本文抜粋:
########
亡くなった息子のヨシが
ヒーバーと呼んでいた祖母を
子供の頃からなぜか
「コッコおばあちゃん」
と呼んでいました。

まだ二歳ぐらいの僕に
白粉、口紅、カンザシをさし
祖母に抱かれて撮った写真が
若い頃すごく嫌だったけれど・・・

ずいぶん後で知ったのは、
祖母の家系は戦死した祖父含め
男の子を何人も亡くしていて
僕以外は孫も含め全員が女性。

もしかしたら
男って写真を撮影したら
命が縮まるのかもと考えて

女装させたその時の気持ちは
どこまでも真剣なもの
だったんじゃないかと
今ではそう思います。

僕をいろんな神社仏閣に
連れていき、頭を撫でながら
ブツブツいっていたのは
早死にしないようにお祈りして
くれていたのかもしれない。



僕が大人になっても
僕のことをカズ坊と呼び続け、
大人なのにカズ坊はおかしいと
叔母に叱られても
カズ坊はカズ坊や!
と笑っていた祖母。
########
課題用資料:

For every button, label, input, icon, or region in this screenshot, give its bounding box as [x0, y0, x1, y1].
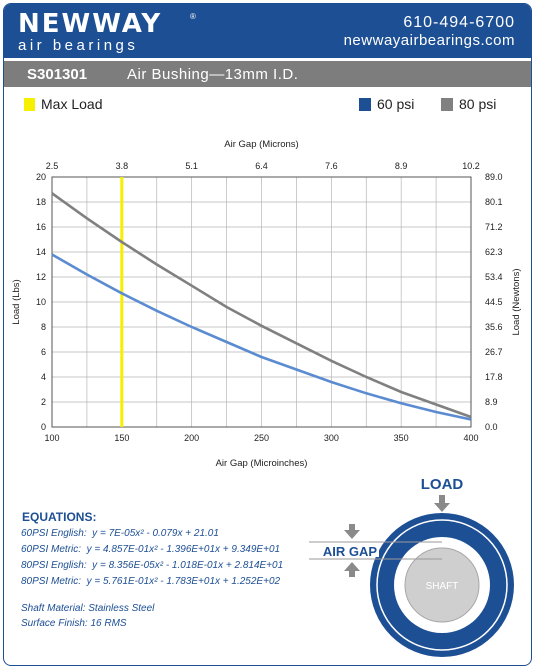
x-tick-label: 300 — [324, 433, 339, 443]
load-label: LOAD — [421, 476, 464, 493]
x2-tick-label: 7.6 — [325, 161, 338, 171]
air-gap-arrow-down-icon — [344, 524, 360, 539]
plot-frame — [51, 176, 472, 428]
bushing-diagram: LOAD SHAFT AIR GAP — [309, 476, 514, 657]
x-tick-label: 150 — [114, 433, 129, 443]
equation-line: 60PSI Metric: y = 4.857E-01x² - 1.396E+0… — [21, 542, 283, 558]
surface-finish: Surface Finish: 16 RMS — [21, 618, 127, 629]
80psi-swatch — [441, 97, 453, 111]
x-tick-label: 350 — [394, 433, 409, 443]
spec-sheet: NEWWAY ® air bearings 610-494-6700 newwa… — [3, 3, 532, 666]
equation-formula: y = 5.761E-01x² - 1.783E+01x + 1.252E+02 — [86, 576, 281, 587]
y-tick-label: 18 — [36, 197, 46, 207]
y-tick-label: 12 — [36, 272, 46, 282]
equations-title: EQUATIONS: — [22, 510, 97, 524]
x2-tick-label: 3.8 — [116, 161, 129, 171]
equation-formula: y = 8.356E-05x² - 1.018E-01x + 2.814E+01 — [92, 560, 284, 571]
x-tick-label: 100 — [44, 433, 59, 443]
load-arrow-icon — [434, 495, 450, 512]
y-tick-label: 8 — [41, 322, 46, 332]
y-tick-label: 16 — [36, 222, 46, 232]
y2-axis-label: Load (Newtons) — [511, 268, 522, 335]
x2-tick-label: 6.4 — [255, 161, 268, 171]
x2-tick-label: 10.2 — [462, 161, 480, 171]
shaft-material: Shaft Material: Stainless Steel — [21, 603, 155, 614]
equation-line: 80PSI Metric: y = 5.761E-01x² - 1.783E+0… — [21, 574, 283, 590]
equation-label: 80PSI Metric: — [21, 576, 82, 587]
equation-label: 60PSI English: — [21, 528, 87, 539]
shaft-label: SHAFT — [426, 581, 459, 592]
x2-axis-label: Air Gap (Microns) — [224, 139, 298, 150]
y-tick-label: 2 — [41, 397, 46, 407]
x-axis-label: Air Gap (Microinches) — [216, 458, 308, 469]
legend-80psi: 80 psi — [441, 96, 496, 112]
legend-60psi-label: 60 psi — [377, 96, 415, 112]
y-tick-label: 20 — [36, 172, 46, 182]
legend-60psi: 60 psi — [359, 96, 414, 112]
air-gap-label: AIR GAP — [323, 544, 378, 559]
y2-tick-label: 44.5 — [485, 297, 503, 307]
y2-tick-label: 8.9 — [485, 397, 498, 407]
bushing-ring-edge — [376, 519, 508, 651]
air-gap-label-bg — [319, 545, 379, 557]
y2-tick-label: 53.4 — [485, 272, 503, 282]
equation-formula: y = 7E-05x² - 0.079x + 21.01 — [92, 528, 219, 539]
y2-tick-label: 35.6 — [485, 322, 503, 332]
y2-tick-label: 26.7 — [485, 347, 503, 357]
y2-tick-label: 17.8 — [485, 372, 503, 382]
shaft — [404, 547, 480, 623]
series-60psi-line — [51, 253, 472, 421]
y-axis-label: Load (Lbs) — [11, 279, 22, 324]
equation-line: 80PSI English: y = 8.356E-05x² - 1.018E-… — [21, 558, 283, 574]
equations-list: 60PSI English: y = 7E-05x² - 0.079x + 21… — [21, 526, 283, 590]
x2-tick-label: 5.1 — [185, 161, 198, 171]
y2-tick-label: 71.2 — [485, 222, 503, 232]
air-gap-arrow-up-icon — [344, 562, 360, 577]
header-bar: NEWWAY ® air bearings 610-494-6700 newwa… — [4, 4, 531, 58]
equation-label: 80PSI English: — [21, 560, 87, 571]
material-specs: Shaft Material: Stainless Steel Surface … — [21, 601, 154, 631]
logo-tagline: air bearings — [18, 37, 139, 54]
y2-tick-label: 89.0 — [485, 172, 503, 182]
part-number: S301301 — [27, 66, 88, 83]
y2-tick-label: 62.3 — [485, 247, 503, 257]
x-tick-label: 400 — [463, 433, 478, 443]
equation-label: 60PSI Metric: — [21, 544, 82, 555]
company-logo: NEWWAY ® air bearings — [18, 9, 196, 54]
registered-mark: ® — [190, 12, 196, 21]
x2-tick-label: 8.9 — [395, 161, 408, 171]
y-tick-label: 14 — [36, 247, 46, 257]
y2-tick-label: 0.0 — [485, 422, 498, 432]
y-tick-label: 10 — [36, 297, 46, 307]
chart-legend: Max Load 60 psi 80 psi — [4, 96, 531, 116]
60psi-swatch — [359, 97, 371, 111]
y2-tick-label: 80.1 — [485, 197, 503, 207]
y-tick-label: 4 — [41, 372, 46, 382]
part-description: Air Bushing—13mm I.D. — [127, 66, 299, 83]
equation-formula: y = 4.857E-01x² - 1.396E+01x + 9.349E+01 — [86, 544, 281, 555]
contact-info: 610-494-6700 newwayairbearings.com — [344, 13, 515, 50]
equation-line: 60PSI English: y = 7E-05x² - 0.079x + 21… — [21, 526, 283, 542]
legend-max-load: Max Load — [24, 96, 102, 112]
y-tick-label: 6 — [41, 347, 46, 357]
series-80psi-line — [51, 192, 472, 419]
legend-max-load-label: Max Load — [41, 96, 103, 112]
x-tick-label: 250 — [254, 433, 269, 443]
x2-tick-label: 2.5 — [46, 161, 59, 171]
y-tick-label: 0 — [41, 422, 46, 432]
logo-wordmark: NEWWAY — [18, 9, 163, 39]
product-title-bar: S301301 Air Bushing—13mm I.D. — [4, 61, 531, 87]
phone-number: 610-494-6700 — [403, 14, 515, 31]
legend-80psi-label: 80 psi — [459, 96, 497, 112]
x-tick-label: 200 — [184, 433, 199, 443]
max-load-swatch — [24, 97, 35, 111]
website-link[interactable]: newwayairbearings.com — [343, 32, 515, 49]
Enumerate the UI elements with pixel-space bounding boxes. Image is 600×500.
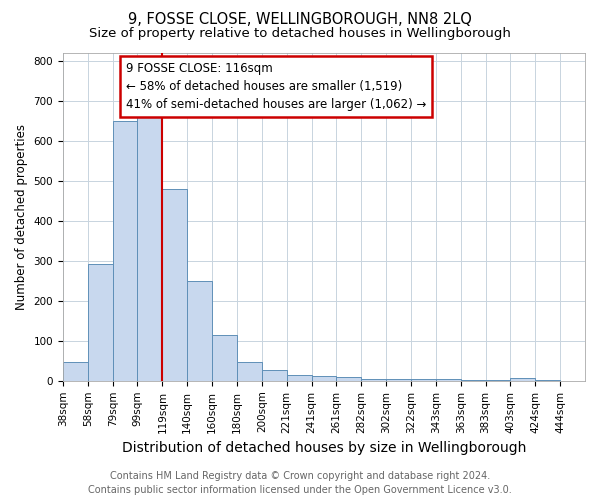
Text: Size of property relative to detached houses in Wellingborough: Size of property relative to detached ho… xyxy=(89,28,511,40)
X-axis label: Distribution of detached houses by size in Wellingborough: Distribution of detached houses by size … xyxy=(122,441,526,455)
Text: 9, FOSSE CLOSE, WELLINGBOROUGH, NN8 2LQ: 9, FOSSE CLOSE, WELLINGBOROUGH, NN8 2LQ xyxy=(128,12,472,28)
Text: Contains HM Land Registry data © Crown copyright and database right 2024.
Contai: Contains HM Land Registry data © Crown c… xyxy=(88,471,512,495)
Text: 9 FOSSE CLOSE: 116sqm
← 58% of detached houses are smaller (1,519)
41% of semi-d: 9 FOSSE CLOSE: 116sqm ← 58% of detached … xyxy=(125,62,426,112)
Y-axis label: Number of detached properties: Number of detached properties xyxy=(15,124,28,310)
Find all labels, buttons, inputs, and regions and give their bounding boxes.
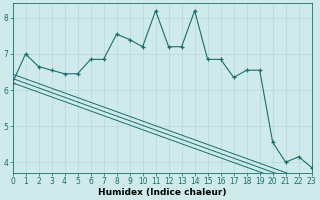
- X-axis label: Humidex (Indice chaleur): Humidex (Indice chaleur): [98, 188, 226, 197]
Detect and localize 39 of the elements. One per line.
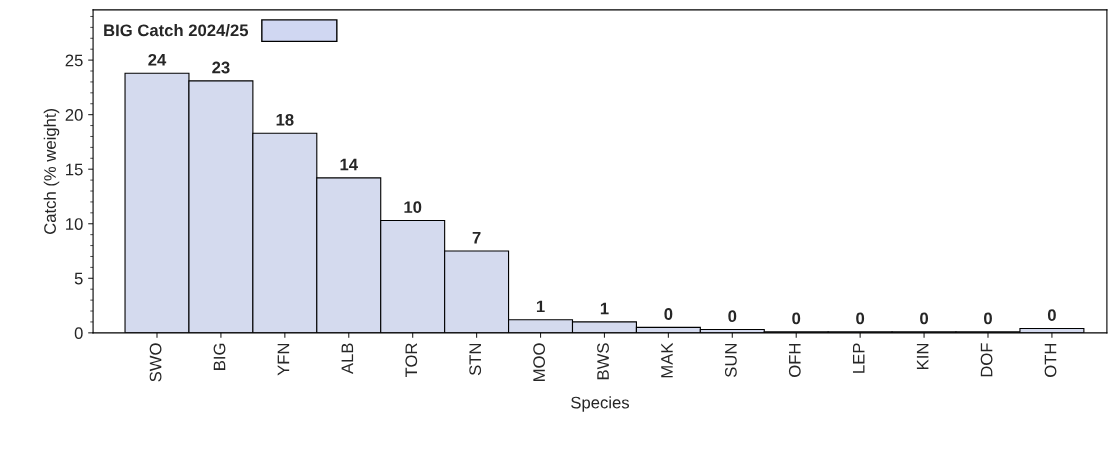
x-tick-label: MAK [661,342,673,378]
data-label: 14 [340,158,358,171]
x-tick-label: TOR [405,343,418,378]
legend-label: BIG Catch 2024/25 [104,24,249,37]
data-label: 0 [984,312,992,325]
data-label: 0 [664,308,673,320]
x-tick-label: LEP [852,343,865,373]
data-label: 0 [856,312,865,325]
x-axis-title: Species [571,396,630,412]
y-tick-label: 25 [65,54,83,67]
y-tick-label: 0 [74,327,83,340]
data-label: 0 [920,312,929,325]
x-tick-label: SUN [724,343,737,377]
x-tick-label: BWS [597,343,609,380]
data-label: 10 [404,201,422,214]
data-label: 0 [1047,309,1056,322]
y-tick-label: 20 [65,109,83,121]
data-label: 7 [472,231,481,244]
x-tick-label: YFN [277,343,290,376]
x-tick-label: KIN [916,343,929,369]
x-tick-label: SWO [149,343,162,382]
data-label: 24 [148,53,167,66]
x-tick-label: ALB [341,343,354,375]
x-tick-label: BIG [213,343,226,370]
data-label: 18 [276,113,294,126]
data-label: 0 [792,312,801,325]
data-label: 23 [212,61,230,74]
y-tick-label: 10 [66,218,83,230]
y-tick-label: 5 [74,272,83,285]
x-tick-label: STN [469,343,482,376]
data-label: 0 [728,310,737,323]
y-axis-title: Catch (% weight) [43,108,60,234]
data-label: 1 [600,302,609,315]
data-label: 1 [536,300,545,313]
x-tick-label: MOO [533,343,546,381]
x-tick-label: OTH [1044,343,1057,377]
x-tick-label: DOF [980,343,993,377]
y-tick-label: 15 [66,163,83,176]
x-tick-label: OFH [788,343,801,377]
########
課題一覧:
1. 祖母についての本文で、祖母は大人になった「僕」を何と呼び続けたか。
2. エントリのうち、「x-tick-label: 300 — [324, 433, 339, 443]」を含む行で始まり「air-gap-label: AIR GAP — [323, 544, 378, 559]」を含む行で終わる部分を、「番号」と「行」の二列からなるMarkdownの表に整理せよ。空行は除く。
本文とエントリは互いに別個の資料である。

解答一覧:
1. カズ坊

2.
| 番号 | 行 |
|---|---|
| 1 | x-tick-label: 300 — [324, 433, 339, 443] |
| 2 | load-label: LOAD — [421, 476, 464, 493] |
| 3 | x2-tick-label: 7.6 — [325, 161, 338, 171] |
| 4 | air-gap-arrow-down-icon — [344, 524, 360, 539] |
| 5 | plot-frame — [51, 176, 472, 428] |
| 6 | bushing-diagram: LOAD SHAFT AIR GAP — [309, 476, 514, 657] |
| 7 | x-tick-label: 150 — [114, 433, 129, 443] |
| 8 | equation-line: 60PSI Metric: y = 4.857E-01x² - 1.396E+0… — [21, 542, 283, 558] |
| 9 | surface-finish: Surface Finish: 16 RMS — [21, 618, 127, 629] |
| 10 | 80psi-swatch — [441, 97, 453, 111] |
| 11 | x-tick-label: 350 — [394, 433, 409, 443] |
| 12 | spec-sheet: NEWWAY ® air bearings 610-494-6700 newwa… — [3, 3, 532, 666] |
| 13 | equation-formula: y = 5.761E-01x² - 1.783E+01x + 1.252E+02 — [86, 576, 281, 587] |
| 14 | y-tick-label: 18 — [36, 197, 46, 207] |
| 15 | y-tick-label: 12 — [36, 272, 46, 282] |
| 16 | equations-title: EQUATIONS: — [22, 510, 97, 524] |
| 17 | x2-tick-label: 3.8 — [116, 161, 129, 171] |
| 18 | equation-formula: y = 8.356E-05x² - 1.018E-01x + 2.814E+01 — [92, 560, 284, 571] |
| 19 | x-tick-label: 100 — [44, 433, 59, 443] |
| 20 | load-arrow-icon — [434, 495, 450, 512] |
| 21 | y-tick-label: 8 — [41, 322, 46, 332] |
| 22 | y-tick-label: 16 — [36, 222, 46, 232] |
| 23 | y2-axis-label: Load (Newtons) — [511, 268, 522, 335] |
| 24 | x2-tick-label: 6.4 — [255, 161, 268, 171] |
| 25 | x2-tick-label: 10.2 — [462, 161, 480, 171] |
| 26 | shaft-material: Shaft Material: Stainless Steel — [21, 603, 155, 614] |
| 27 | equation-line: 80PSI Metric: y = 5.761E-01x² - 1.783E+0… — [21, 574, 283, 590] |
| 28 | equation-label: 80PSI Metric: — [21, 576, 82, 587] |
| 29 | equation-label: 60PSI English: — [21, 528, 87, 539] |
| 30 | shaft-label: SHAFT — [426, 581, 459, 592] |
| 31 | x2-axis-label: Air Gap (Microns) — [224, 139, 298, 150] |
| 32 | y-tick-label: 2 — [41, 397, 46, 407] |
| 33 | x-axis-label: Air Gap (Microinches) — [216, 458, 308, 469] |
| 34 | legend-80psi: 80 psi — [441, 96, 496, 112] |
| 35 | legend-60psi-label: 60 psi — [377, 96, 415, 112] |
| 36 | y-tick-label: 20 — [36, 172, 46, 182] |
| 37 | legend-60psi: 60 psi — [359, 96, 414, 112] |
| 38 | air-gap-label: AIR GAP — [323, 544, 378, 559] |